Records contained in a dataset:
## BEGIN

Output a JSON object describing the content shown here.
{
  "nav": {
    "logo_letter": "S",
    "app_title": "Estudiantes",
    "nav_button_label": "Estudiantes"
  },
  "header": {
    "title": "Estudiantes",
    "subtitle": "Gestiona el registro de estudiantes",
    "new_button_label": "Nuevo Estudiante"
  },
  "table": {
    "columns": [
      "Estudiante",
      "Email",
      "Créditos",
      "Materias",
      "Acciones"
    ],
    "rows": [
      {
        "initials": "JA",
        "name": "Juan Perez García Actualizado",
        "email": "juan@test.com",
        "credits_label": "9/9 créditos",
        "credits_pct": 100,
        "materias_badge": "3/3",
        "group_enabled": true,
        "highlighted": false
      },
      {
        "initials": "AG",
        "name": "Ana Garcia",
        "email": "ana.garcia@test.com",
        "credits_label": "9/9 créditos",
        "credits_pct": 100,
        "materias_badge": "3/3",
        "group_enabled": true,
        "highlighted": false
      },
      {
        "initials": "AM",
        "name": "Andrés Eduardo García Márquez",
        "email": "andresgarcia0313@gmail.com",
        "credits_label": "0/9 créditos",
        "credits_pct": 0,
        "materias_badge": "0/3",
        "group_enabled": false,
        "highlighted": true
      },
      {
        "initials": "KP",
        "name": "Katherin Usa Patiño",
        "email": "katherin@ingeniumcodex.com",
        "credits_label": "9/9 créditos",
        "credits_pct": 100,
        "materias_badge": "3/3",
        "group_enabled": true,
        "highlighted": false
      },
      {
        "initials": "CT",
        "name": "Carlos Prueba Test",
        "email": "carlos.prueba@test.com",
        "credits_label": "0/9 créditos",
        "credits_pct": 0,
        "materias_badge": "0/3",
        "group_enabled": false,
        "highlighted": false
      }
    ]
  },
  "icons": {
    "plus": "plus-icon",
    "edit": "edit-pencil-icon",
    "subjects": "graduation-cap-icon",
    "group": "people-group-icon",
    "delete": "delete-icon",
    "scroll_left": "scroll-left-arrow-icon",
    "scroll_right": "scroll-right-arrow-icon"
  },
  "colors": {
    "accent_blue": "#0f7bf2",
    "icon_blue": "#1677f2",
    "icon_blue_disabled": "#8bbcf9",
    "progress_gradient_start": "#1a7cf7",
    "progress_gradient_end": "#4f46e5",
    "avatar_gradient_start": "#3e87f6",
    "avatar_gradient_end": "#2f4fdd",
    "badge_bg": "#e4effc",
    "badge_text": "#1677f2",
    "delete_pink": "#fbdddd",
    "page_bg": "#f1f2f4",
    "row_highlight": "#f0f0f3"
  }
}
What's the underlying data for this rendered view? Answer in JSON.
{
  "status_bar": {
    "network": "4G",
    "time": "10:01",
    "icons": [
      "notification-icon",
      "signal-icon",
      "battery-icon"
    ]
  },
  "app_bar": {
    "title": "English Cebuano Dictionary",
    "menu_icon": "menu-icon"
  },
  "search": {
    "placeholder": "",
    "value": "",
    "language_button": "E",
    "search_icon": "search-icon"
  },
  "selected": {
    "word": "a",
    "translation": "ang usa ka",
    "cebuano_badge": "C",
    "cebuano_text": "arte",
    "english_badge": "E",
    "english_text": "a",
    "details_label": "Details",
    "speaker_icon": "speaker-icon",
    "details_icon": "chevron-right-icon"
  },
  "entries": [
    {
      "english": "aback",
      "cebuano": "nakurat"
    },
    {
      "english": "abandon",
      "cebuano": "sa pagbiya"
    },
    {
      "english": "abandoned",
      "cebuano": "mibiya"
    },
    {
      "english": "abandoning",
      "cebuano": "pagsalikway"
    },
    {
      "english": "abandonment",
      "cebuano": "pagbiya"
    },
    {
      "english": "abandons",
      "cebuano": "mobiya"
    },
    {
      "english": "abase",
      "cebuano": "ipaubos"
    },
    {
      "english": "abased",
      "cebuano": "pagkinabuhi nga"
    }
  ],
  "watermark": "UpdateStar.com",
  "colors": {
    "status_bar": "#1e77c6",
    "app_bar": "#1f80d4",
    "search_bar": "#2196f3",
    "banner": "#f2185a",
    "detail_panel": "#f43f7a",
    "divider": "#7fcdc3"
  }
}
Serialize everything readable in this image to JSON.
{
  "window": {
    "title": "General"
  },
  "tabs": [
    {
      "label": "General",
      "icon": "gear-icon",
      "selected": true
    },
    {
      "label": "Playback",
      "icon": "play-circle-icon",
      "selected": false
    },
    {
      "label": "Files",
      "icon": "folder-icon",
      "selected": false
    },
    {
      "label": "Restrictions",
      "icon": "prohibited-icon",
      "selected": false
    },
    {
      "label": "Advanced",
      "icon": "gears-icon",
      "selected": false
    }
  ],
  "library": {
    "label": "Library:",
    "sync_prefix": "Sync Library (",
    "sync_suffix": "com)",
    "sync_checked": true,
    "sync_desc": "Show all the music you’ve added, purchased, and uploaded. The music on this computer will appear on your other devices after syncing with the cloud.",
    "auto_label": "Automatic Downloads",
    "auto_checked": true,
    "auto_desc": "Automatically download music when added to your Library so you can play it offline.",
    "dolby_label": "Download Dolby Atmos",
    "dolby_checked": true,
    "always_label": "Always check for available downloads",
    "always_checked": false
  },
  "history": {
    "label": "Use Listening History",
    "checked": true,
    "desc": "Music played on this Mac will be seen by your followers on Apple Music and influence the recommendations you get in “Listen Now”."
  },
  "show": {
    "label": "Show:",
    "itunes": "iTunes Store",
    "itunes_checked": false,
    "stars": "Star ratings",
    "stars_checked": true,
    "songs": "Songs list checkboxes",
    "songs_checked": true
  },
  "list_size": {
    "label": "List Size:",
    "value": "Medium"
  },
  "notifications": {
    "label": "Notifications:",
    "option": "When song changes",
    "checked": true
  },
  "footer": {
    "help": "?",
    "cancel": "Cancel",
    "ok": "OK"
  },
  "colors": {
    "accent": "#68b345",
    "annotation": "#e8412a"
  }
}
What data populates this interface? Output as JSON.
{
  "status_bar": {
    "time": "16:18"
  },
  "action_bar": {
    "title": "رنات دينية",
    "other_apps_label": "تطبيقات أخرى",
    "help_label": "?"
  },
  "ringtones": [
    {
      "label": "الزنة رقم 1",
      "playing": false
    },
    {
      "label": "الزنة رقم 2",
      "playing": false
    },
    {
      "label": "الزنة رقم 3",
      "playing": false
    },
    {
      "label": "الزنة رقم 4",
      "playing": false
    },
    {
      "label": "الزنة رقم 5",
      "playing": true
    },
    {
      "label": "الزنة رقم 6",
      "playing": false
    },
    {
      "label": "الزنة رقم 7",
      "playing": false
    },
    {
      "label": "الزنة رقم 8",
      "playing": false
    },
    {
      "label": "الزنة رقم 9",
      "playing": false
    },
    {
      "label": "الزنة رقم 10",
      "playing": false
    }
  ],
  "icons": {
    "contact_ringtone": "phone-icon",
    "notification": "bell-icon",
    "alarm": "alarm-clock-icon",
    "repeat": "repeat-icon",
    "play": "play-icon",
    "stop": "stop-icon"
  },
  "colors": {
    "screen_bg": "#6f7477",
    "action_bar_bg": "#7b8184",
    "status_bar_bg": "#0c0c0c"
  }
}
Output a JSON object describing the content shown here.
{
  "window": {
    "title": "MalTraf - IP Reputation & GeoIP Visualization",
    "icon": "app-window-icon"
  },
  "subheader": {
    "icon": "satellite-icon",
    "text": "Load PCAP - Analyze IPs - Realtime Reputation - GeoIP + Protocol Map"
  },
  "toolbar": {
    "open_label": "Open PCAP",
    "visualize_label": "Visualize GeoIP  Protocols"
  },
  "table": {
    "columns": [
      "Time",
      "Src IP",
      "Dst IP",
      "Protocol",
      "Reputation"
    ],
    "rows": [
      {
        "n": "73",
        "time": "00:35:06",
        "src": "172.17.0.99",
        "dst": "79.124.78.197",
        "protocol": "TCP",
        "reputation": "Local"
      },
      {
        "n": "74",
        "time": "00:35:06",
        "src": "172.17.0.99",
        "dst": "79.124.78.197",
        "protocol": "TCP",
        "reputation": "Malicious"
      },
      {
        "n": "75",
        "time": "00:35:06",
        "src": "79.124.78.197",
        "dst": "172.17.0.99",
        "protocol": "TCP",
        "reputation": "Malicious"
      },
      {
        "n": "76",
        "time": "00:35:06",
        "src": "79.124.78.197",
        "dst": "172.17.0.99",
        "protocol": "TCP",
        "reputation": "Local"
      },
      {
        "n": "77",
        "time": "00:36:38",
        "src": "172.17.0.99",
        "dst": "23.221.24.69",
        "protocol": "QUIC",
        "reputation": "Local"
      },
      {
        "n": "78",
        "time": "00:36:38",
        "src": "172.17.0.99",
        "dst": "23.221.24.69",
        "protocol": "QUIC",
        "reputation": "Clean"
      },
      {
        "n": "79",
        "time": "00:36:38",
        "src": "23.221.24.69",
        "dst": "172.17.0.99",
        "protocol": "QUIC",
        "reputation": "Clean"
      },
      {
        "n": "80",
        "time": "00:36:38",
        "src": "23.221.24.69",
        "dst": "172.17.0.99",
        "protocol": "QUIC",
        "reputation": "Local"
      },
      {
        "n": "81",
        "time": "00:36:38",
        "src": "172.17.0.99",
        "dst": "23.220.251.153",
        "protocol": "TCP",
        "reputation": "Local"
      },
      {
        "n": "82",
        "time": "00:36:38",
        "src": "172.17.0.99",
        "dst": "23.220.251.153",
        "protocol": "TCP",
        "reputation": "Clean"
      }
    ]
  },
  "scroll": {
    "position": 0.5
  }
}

## END

Exercise task: In the records above, find the lines containing "this" and copy them.

Solved problem:
What's the underlying data for this rendered view? Answer in JSON.
Serialize everything readable in this image to JSON.
    "sync_desc": "Show all the music you’ve added, purchased, and uploaded. The music on this computer will appear on your other devices after syncing with the cloud.",
    "desc": "Music played on this Mac will be seen by your followers on Apple Music and influence the recommendations you get in “Listen Now”."
What data populates this interface? Output as JSON.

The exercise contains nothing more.